* _STATED PROBLEM_:
Gather every line from the entries below that includes "経常利益".
──────── SOURCE DATA
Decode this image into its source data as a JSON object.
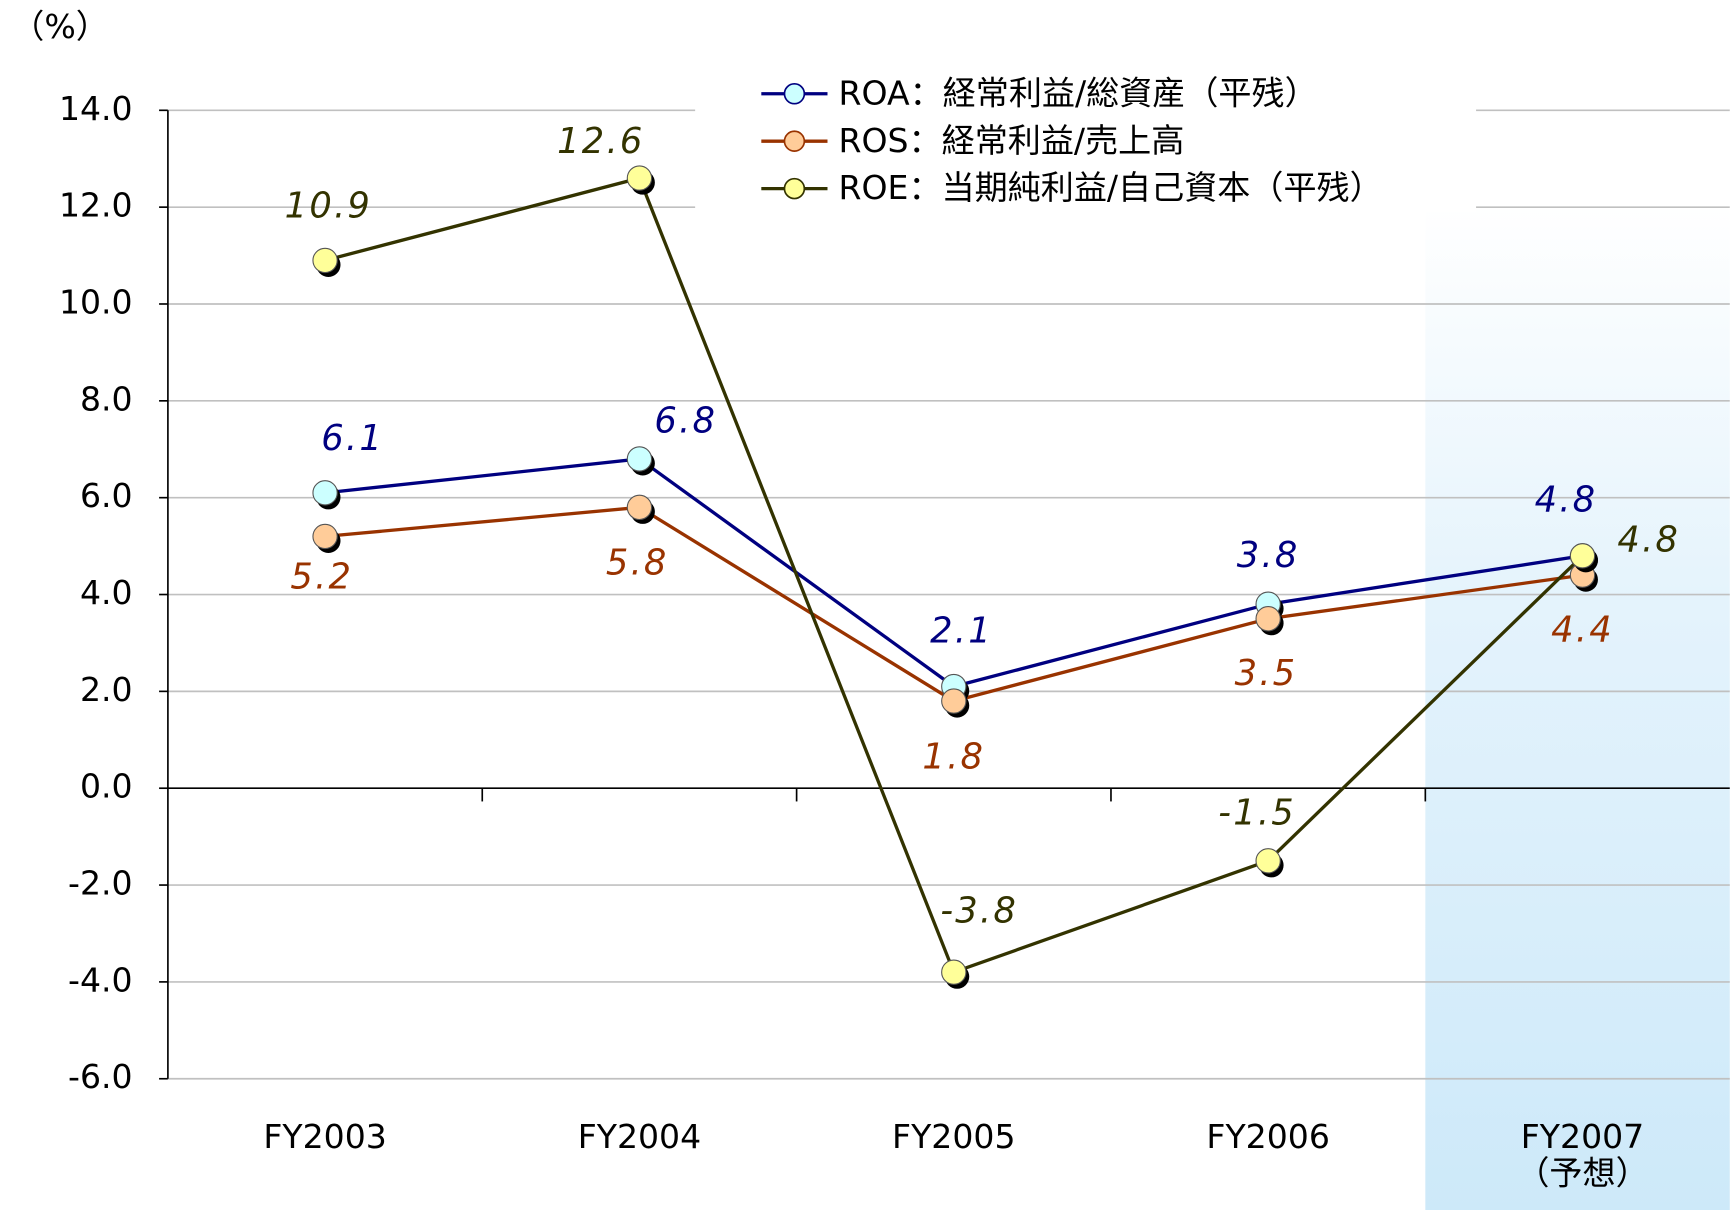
{
  "chart_data": {
    "type": "line",
    "y_label": "（%）",
    "categories": [
      "FY2003",
      "FY2004",
      "FY2005",
      "FY2006",
      "FY2007\n（予想）"
    ],
    "series": [
      {
        "name": "ROA：経常利益/総資産（平残）",
        "color": "#000080",
        "marker_color": "#ccffff",
        "values": [
          6.1,
          6.8,
          2.1,
          3.8,
          4.8
        ]
      },
      {
        "name": "ROS：経常利益/売上高",
        "color": "#993300",
        "marker_color": "#ffcc99",
        "values": [
          5.2,
          5.8,
          1.8,
          3.5,
          4.4
        ]
      },
      {
        "name": "ROE：当期純利益/自己資本（平残）",
        "color": "#333300",
        "marker_color": "#ffff99",
        "values": [
          10.9,
          12.6,
          -3.8,
          -1.5,
          4.8
        ]
      }
    ],
    "ylim": [
      -6,
      14
    ],
    "yticks": [
      {
        "value": -6,
        "label": "-6.0"
      },
      {
        "value": -4,
        "label": "-4.0"
      },
      {
        "value": -2,
        "label": "-2.0"
      },
      {
        "value": 0,
        "label": "0.0"
      },
      {
        "value": 2,
        "label": "2.0"
      },
      {
        "value": 4,
        "label": "4.0"
      },
      {
        "value": 6,
        "label": "6.0"
      },
      {
        "value": 8,
        "label": "8.0"
      },
      {
        "value": 10,
        "label": "10.0"
      },
      {
        "value": 12,
        "label": "12.0"
      },
      {
        "value": 14,
        "label": "14.0"
      }
    ],
    "grid": true
  }
}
────────────────
* _FINAL RESULT_:
        "name": "ROA：経常利益/総資産（平残）",
        "name": "ROS：経常利益/売上高",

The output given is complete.